| Dataset records |
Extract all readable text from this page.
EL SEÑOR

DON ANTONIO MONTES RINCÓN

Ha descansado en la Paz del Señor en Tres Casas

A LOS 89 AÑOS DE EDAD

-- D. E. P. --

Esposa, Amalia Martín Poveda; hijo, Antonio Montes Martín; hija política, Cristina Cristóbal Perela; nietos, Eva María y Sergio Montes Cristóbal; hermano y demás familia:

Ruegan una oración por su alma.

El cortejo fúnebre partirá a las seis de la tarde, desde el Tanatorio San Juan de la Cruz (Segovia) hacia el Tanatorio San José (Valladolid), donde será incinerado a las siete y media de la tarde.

| Exercise |
Transcribe all the entries, keeping each one exactly as it is.

| Task answer |
Extract all readable text from this page.
EL SEÑOR

DON ANTONIO MONTES RINCÓN

Ha descansado en la Paz del Señor en Tres Casas

A LOS 89 AÑOS DE EDAD

-- D. E. P. --

Esposa, Amalia Martín Poveda; hijo, Antonio Montes Martín; hija política, Cristina Cristóbal Perela; nietos, Eva María y Sergio Montes Cristóbal; hermano y demás familia:

Ruegan una oración por su alma.

El cortejo fúnebre partirá a las seis de la tarde, desde el Tanatorio San Juan de la Cruz (Segovia) hacia el Tanatorio San José (Valladolid), donde será incinerado a las siete y media de la tarde.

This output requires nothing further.